> _Written task_
All lines in the data bearing the string "image" should be identified and copied.

> _Data items_
►

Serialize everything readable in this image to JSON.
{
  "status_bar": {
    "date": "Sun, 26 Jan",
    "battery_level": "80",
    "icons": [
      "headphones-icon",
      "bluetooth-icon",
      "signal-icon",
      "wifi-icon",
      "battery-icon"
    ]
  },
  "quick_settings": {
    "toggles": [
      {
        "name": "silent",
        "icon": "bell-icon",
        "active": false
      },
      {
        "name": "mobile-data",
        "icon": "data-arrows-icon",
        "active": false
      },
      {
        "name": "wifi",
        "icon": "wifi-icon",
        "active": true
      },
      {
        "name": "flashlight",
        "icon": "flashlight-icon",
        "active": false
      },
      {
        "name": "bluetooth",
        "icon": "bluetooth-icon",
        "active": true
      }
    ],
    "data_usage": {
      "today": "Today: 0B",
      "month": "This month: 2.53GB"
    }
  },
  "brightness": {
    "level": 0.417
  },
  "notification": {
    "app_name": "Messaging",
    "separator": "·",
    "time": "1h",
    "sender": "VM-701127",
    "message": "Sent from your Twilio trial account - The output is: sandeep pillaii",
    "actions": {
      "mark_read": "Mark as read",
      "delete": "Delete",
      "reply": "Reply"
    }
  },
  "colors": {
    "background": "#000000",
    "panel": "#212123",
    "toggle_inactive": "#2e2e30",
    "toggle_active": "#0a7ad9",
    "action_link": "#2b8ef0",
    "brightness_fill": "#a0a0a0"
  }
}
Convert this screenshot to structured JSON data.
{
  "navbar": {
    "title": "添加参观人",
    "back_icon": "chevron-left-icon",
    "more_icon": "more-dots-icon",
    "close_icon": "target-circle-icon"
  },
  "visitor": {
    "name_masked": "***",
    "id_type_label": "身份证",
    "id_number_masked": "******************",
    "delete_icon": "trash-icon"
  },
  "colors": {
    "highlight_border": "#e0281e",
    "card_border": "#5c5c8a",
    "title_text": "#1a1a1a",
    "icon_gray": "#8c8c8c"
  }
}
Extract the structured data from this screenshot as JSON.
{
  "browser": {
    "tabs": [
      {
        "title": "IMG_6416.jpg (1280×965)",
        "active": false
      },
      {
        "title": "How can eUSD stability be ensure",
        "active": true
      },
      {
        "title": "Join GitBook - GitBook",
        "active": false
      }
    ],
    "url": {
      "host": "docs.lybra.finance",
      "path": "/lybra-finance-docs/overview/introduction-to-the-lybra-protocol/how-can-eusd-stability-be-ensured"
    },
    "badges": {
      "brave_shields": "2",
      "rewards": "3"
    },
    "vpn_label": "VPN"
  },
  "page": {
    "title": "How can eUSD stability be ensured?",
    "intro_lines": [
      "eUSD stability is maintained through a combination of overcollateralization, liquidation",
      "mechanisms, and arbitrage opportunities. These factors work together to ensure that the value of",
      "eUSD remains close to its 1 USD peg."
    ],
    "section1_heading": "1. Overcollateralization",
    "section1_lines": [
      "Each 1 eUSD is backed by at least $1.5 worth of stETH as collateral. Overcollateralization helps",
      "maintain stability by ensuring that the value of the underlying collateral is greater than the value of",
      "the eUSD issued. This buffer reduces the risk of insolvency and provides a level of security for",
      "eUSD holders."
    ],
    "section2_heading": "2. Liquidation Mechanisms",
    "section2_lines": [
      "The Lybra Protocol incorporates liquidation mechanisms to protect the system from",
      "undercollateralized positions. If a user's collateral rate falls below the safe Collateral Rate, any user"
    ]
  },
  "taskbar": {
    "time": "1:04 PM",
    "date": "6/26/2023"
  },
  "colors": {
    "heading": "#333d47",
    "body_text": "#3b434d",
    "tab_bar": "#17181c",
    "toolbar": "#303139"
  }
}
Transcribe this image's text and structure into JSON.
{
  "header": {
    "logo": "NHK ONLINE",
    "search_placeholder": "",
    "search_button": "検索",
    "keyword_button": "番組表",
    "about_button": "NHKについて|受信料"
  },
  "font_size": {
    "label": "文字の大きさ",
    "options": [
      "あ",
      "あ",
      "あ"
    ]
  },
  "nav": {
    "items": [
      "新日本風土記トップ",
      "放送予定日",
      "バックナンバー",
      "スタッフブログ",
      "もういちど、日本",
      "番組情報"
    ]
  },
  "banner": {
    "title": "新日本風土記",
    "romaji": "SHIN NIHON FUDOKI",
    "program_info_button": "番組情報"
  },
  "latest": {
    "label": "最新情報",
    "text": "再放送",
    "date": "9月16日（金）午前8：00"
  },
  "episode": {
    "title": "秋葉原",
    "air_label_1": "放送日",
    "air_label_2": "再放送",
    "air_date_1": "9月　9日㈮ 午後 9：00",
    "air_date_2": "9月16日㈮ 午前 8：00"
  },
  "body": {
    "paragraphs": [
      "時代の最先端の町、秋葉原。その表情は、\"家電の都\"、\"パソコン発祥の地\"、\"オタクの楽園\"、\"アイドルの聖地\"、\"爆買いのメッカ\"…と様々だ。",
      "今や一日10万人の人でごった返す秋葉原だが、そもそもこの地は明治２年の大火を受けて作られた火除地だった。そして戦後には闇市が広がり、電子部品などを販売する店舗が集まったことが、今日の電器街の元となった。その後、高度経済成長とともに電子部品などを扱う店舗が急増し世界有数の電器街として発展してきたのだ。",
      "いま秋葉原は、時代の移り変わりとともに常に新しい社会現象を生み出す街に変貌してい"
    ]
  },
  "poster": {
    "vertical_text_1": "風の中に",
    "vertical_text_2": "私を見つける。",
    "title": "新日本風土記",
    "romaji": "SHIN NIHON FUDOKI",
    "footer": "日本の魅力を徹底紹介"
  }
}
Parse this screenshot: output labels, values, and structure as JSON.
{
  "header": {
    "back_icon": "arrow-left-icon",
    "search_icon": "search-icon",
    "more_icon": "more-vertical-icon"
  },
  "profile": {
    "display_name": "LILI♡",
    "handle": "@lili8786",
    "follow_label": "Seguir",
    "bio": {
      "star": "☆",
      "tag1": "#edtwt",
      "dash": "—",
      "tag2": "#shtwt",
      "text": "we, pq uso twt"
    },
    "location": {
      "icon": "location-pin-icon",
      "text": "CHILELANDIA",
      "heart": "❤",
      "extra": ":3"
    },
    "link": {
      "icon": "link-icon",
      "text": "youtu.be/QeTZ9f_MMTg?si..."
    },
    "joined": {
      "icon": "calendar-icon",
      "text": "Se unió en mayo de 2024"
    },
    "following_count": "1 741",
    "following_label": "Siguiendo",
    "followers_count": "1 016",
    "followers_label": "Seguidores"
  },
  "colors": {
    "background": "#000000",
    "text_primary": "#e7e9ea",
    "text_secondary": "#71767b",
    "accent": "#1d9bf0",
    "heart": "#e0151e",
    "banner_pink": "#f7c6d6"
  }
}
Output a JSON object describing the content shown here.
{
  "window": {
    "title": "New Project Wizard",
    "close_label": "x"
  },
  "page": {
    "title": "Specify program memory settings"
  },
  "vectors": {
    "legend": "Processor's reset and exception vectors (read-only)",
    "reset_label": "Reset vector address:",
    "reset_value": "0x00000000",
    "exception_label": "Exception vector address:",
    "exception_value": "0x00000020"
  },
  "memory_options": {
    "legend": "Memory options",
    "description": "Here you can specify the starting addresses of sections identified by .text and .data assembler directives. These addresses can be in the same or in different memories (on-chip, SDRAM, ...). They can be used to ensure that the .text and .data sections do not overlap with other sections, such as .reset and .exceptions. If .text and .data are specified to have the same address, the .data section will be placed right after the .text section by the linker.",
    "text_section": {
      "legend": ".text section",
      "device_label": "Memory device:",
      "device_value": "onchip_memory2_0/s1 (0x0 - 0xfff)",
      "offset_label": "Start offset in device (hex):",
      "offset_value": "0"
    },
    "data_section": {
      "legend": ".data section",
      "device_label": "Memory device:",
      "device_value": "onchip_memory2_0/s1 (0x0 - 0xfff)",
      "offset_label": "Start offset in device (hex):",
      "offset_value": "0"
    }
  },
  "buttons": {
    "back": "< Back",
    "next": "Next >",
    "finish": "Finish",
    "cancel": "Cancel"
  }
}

◄

> _Exercise response_
Serialize everything readable in this image to JSON.
Transcribe this image's text and structure into JSON.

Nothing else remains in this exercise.